- _Request_
Write out all records as given; omit images.

- _Dataset extract_
* * * * * * *

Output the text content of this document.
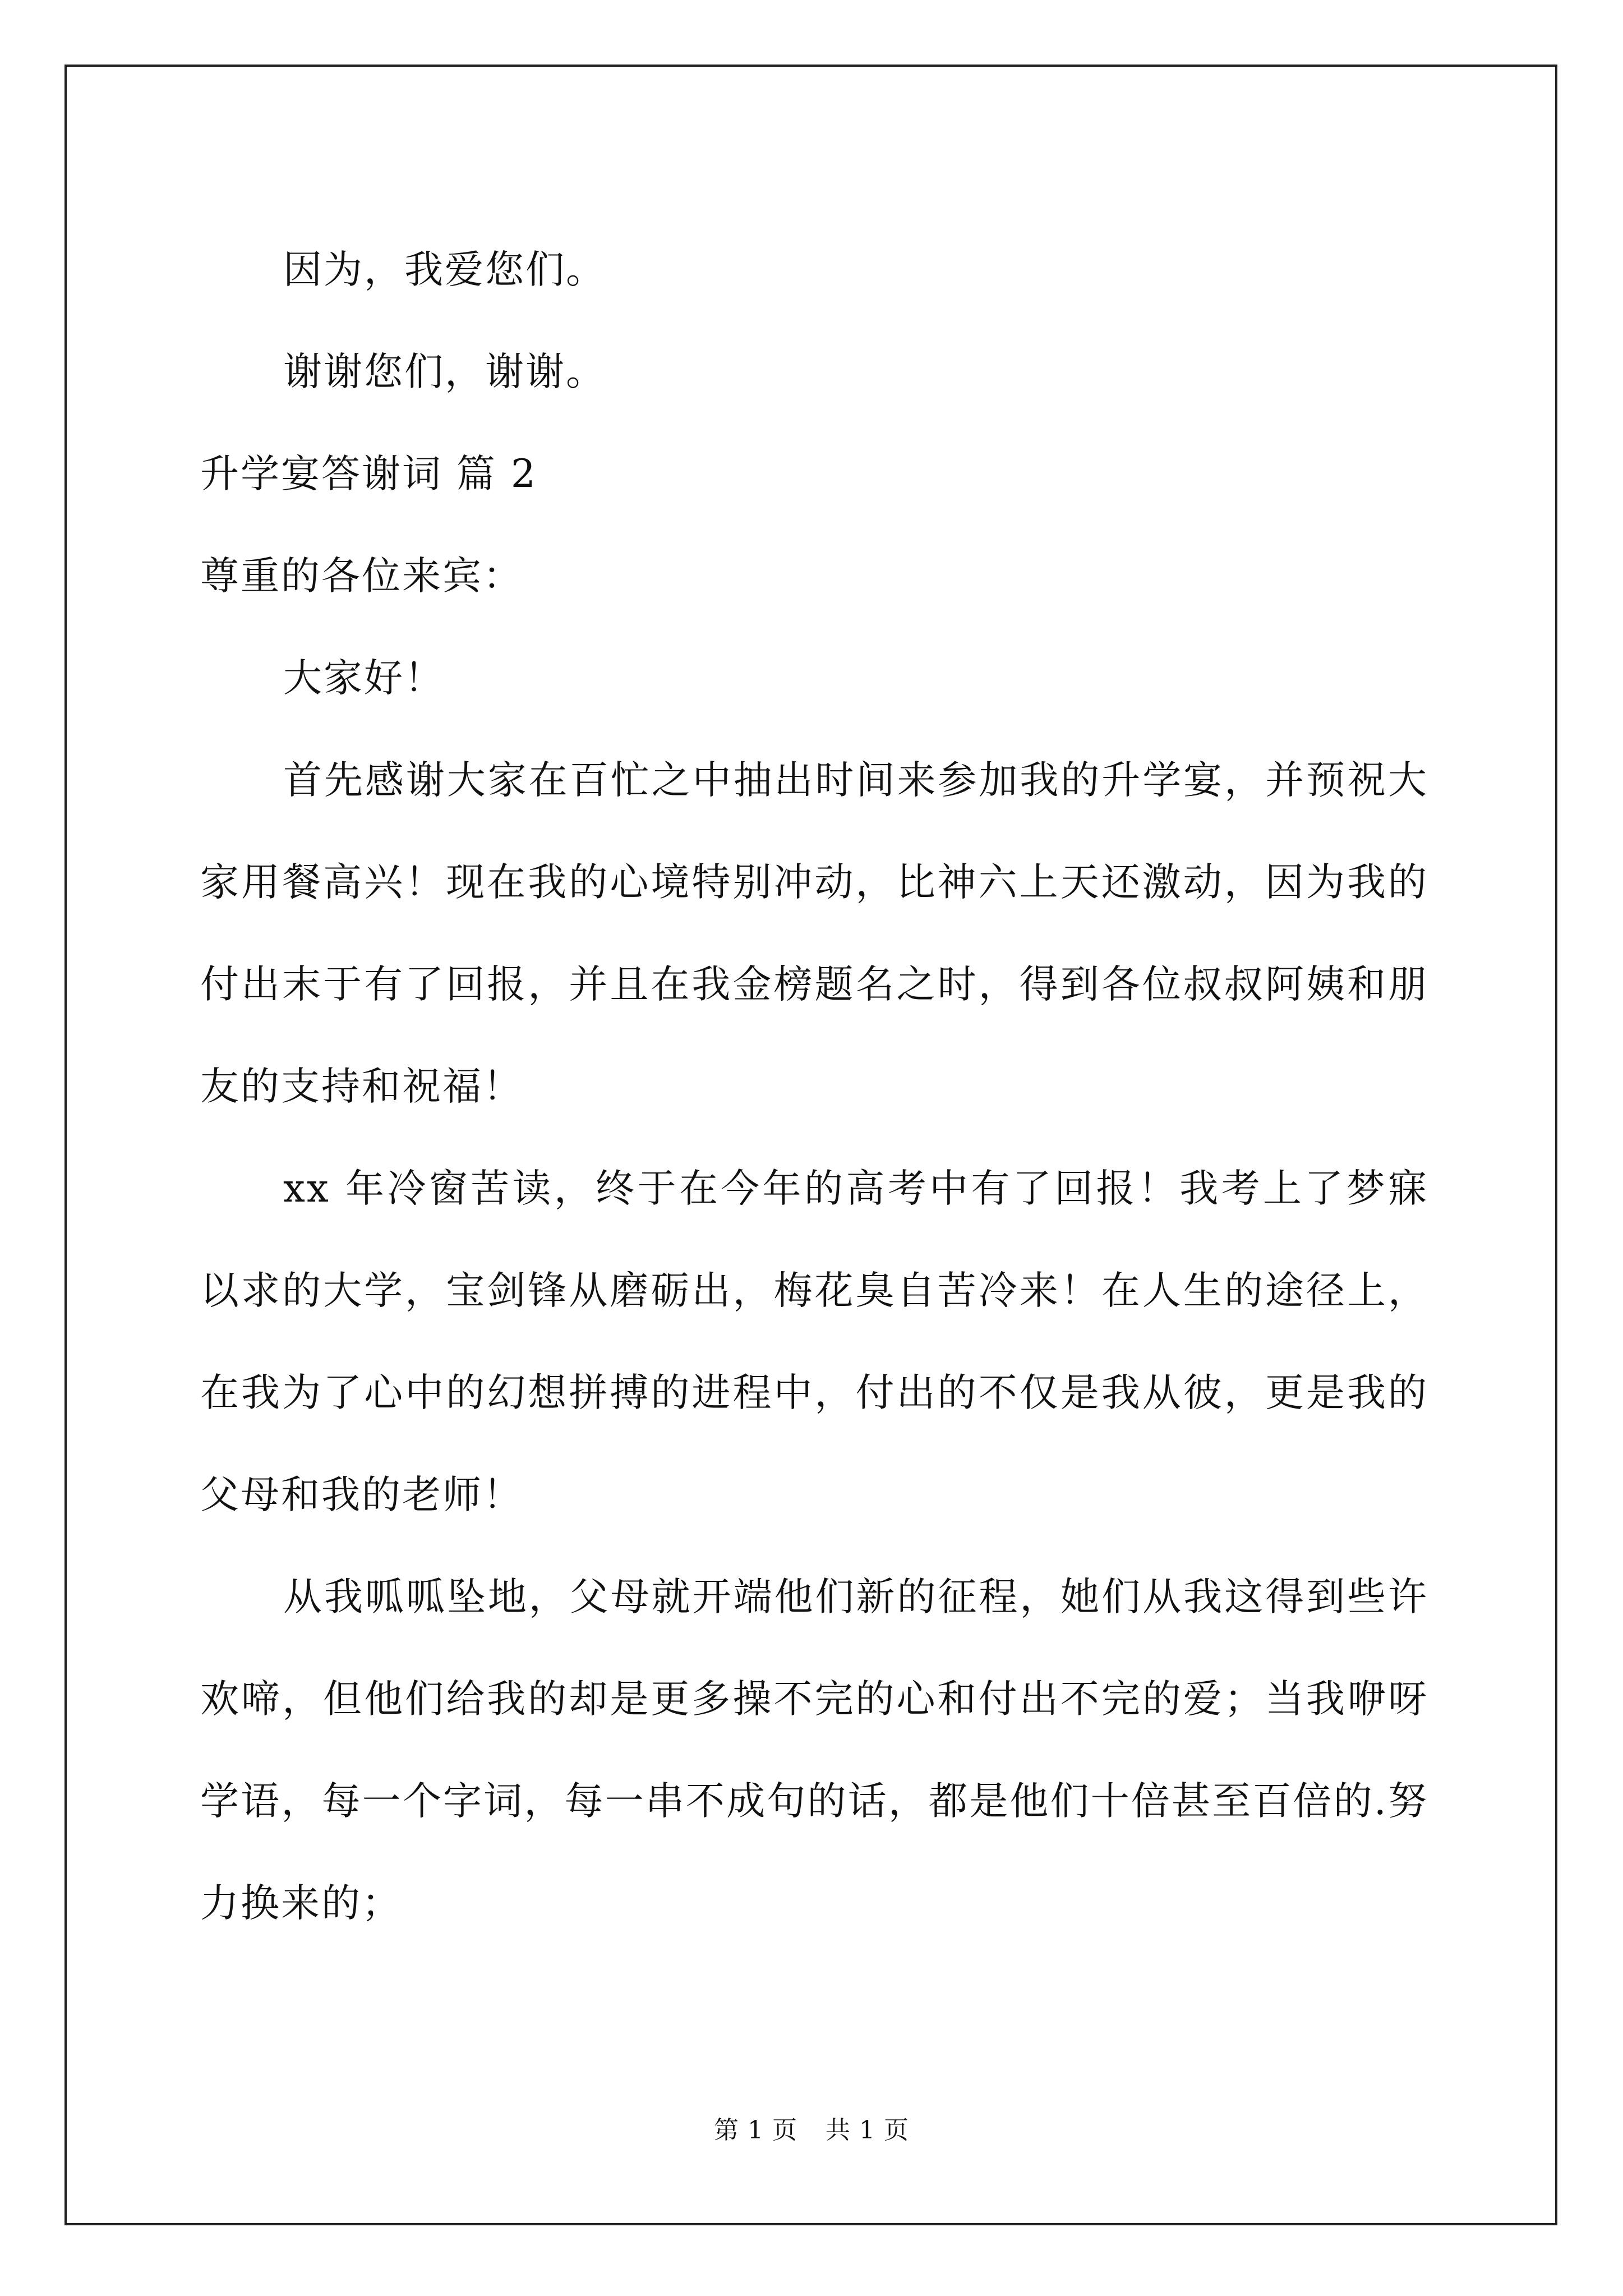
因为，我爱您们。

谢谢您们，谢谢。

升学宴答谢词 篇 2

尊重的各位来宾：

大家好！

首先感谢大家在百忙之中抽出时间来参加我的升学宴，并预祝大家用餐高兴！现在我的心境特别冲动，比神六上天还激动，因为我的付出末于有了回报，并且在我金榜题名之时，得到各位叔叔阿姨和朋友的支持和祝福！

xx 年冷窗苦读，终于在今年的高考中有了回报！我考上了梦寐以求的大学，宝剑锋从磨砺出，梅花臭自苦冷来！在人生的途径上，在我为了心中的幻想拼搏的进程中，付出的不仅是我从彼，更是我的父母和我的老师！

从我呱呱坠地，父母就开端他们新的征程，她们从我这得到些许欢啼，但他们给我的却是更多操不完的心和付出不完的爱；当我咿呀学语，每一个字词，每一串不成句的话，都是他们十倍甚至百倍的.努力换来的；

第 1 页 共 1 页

* * * * * * *

- _Result of the exercise_
Output the text content of this document.
因为，我爱您们。

谢谢您们，谢谢。

升学宴答谢词 篇 2

尊重的各位来宾：

大家好！

首先感谢大家在百忙之中抽出时间来参加我的升学宴，并预祝大家用餐高兴！现在我的心境特别冲动，比神六上天还激动，因为我的付出末于有了回报，并且在我金榜题名之时，得到各位叔叔阿姨和朋友的支持和祝福！

xx 年冷窗苦读，终于在今年的高考中有了回报！我考上了梦寐以求的大学，宝剑锋从磨砺出，梅花臭自苦冷来！在人生的途径上，在我为了心中的幻想拼搏的进程中，付出的不仅是我从彼，更是我的父母和我的老师！

从我呱呱坠地，父母就开端他们新的征程，她们从我这得到些许欢啼，但他们给我的却是更多操不完的心和付出不完的爱；当我咿呀学语，每一个字词，每一串不成句的话，都是他们十倍甚至百倍的.努力换来的；

第 1 页 共 1 页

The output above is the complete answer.